Stored items from a collection:
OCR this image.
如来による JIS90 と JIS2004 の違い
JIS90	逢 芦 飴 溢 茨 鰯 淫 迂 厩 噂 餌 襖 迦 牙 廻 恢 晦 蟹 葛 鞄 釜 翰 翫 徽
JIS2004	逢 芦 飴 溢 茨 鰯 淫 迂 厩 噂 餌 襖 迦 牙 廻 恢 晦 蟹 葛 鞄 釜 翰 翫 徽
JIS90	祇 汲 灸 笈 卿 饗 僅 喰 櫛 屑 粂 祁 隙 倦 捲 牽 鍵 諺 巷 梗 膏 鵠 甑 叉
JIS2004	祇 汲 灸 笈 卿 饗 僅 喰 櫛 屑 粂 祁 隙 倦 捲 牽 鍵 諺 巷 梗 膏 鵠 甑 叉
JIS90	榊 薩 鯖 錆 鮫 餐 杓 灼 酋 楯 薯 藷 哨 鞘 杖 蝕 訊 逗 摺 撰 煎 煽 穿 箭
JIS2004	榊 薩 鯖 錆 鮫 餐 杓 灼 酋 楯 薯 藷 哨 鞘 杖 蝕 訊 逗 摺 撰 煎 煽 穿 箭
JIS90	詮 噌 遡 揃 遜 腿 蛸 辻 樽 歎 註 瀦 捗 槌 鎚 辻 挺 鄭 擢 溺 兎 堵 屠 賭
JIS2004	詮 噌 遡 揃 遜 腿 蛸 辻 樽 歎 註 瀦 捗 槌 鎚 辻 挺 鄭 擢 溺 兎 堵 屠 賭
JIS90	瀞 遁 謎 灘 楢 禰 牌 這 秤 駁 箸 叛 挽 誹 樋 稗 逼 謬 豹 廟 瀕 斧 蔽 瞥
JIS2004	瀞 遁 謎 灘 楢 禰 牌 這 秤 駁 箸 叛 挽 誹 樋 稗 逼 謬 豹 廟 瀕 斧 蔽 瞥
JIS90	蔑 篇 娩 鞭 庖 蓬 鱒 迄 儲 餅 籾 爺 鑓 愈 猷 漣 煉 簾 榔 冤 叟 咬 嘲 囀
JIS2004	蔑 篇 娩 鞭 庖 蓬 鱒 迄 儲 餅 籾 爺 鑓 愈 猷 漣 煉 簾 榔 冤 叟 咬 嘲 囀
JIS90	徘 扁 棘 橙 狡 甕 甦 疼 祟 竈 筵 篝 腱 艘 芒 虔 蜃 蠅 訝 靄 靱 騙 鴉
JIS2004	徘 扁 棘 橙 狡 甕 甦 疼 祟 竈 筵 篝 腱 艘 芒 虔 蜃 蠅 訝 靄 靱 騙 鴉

*DIRECTIONS*. The data above must be returned in full, exactly as written.

*RESULT BELOW*.
OCR this image.
如来による JIS90 と JIS2004 の違い
JIS90	逢 芦 飴 溢 茨 鰯 淫 迂 厩 噂 餌 襖 迦 牙 廻 恢 晦 蟹 葛 鞄 釜 翰 翫 徽
JIS2004	逢 芦 飴 溢 茨 鰯 淫 迂 厩 噂 餌 襖 迦 牙 廻 恢 晦 蟹 葛 鞄 釜 翰 翫 徽
JIS90	祇 汲 灸 笈 卿 饗 僅 喰 櫛 屑 粂 祁 隙 倦 捲 牽 鍵 諺 巷 梗 膏 鵠 甑 叉
JIS2004	祇 汲 灸 笈 卿 饗 僅 喰 櫛 屑 粂 祁 隙 倦 捲 牽 鍵 諺 巷 梗 膏 鵠 甑 叉
JIS90	榊 薩 鯖 錆 鮫 餐 杓 灼 酋 楯 薯 藷 哨 鞘 杖 蝕 訊 逗 摺 撰 煎 煽 穿 箭
JIS2004	榊 薩 鯖 錆 鮫 餐 杓 灼 酋 楯 薯 藷 哨 鞘 杖 蝕 訊 逗 摺 撰 煎 煽 穿 箭
JIS90	詮 噌 遡 揃 遜 腿 蛸 辻 樽 歎 註 瀦 捗 槌 鎚 辻 挺 鄭 擢 溺 兎 堵 屠 賭
JIS2004	詮 噌 遡 揃 遜 腿 蛸 辻 樽 歎 註 瀦 捗 槌 鎚 辻 挺 鄭 擢 溺 兎 堵 屠 賭
JIS90	瀞 遁 謎 灘 楢 禰 牌 這 秤 駁 箸 叛 挽 誹 樋 稗 逼 謬 豹 廟 瀕 斧 蔽 瞥
JIS2004	瀞 遁 謎 灘 楢 禰 牌 這 秤 駁 箸 叛 挽 誹 樋 稗 逼 謬 豹 廟 瀕 斧 蔽 瞥
JIS90	蔑 篇 娩 鞭 庖 蓬 鱒 迄 儲 餅 籾 爺 鑓 愈 猷 漣 煉 簾 榔 冤 叟 咬 嘲 囀
JIS2004	蔑 篇 娩 鞭 庖 蓬 鱒 迄 儲 餅 籾 爺 鑓 愈 猷 漣 煉 簾 榔 冤 叟 咬 嘲 囀
JIS90	徘 扁 棘 橙 狡 甕 甦 疼 祟 竈 筵 篝 腱 艘 芒 虔 蜃 蠅 訝 靄 靱 騙 鴉
JIS2004	徘 扁 棘 橙 狡 甕 甦 疼 祟 竈 筵 篝 腱 艘 芒 虔 蜃 蠅 訝 靄 靱 騙 鴉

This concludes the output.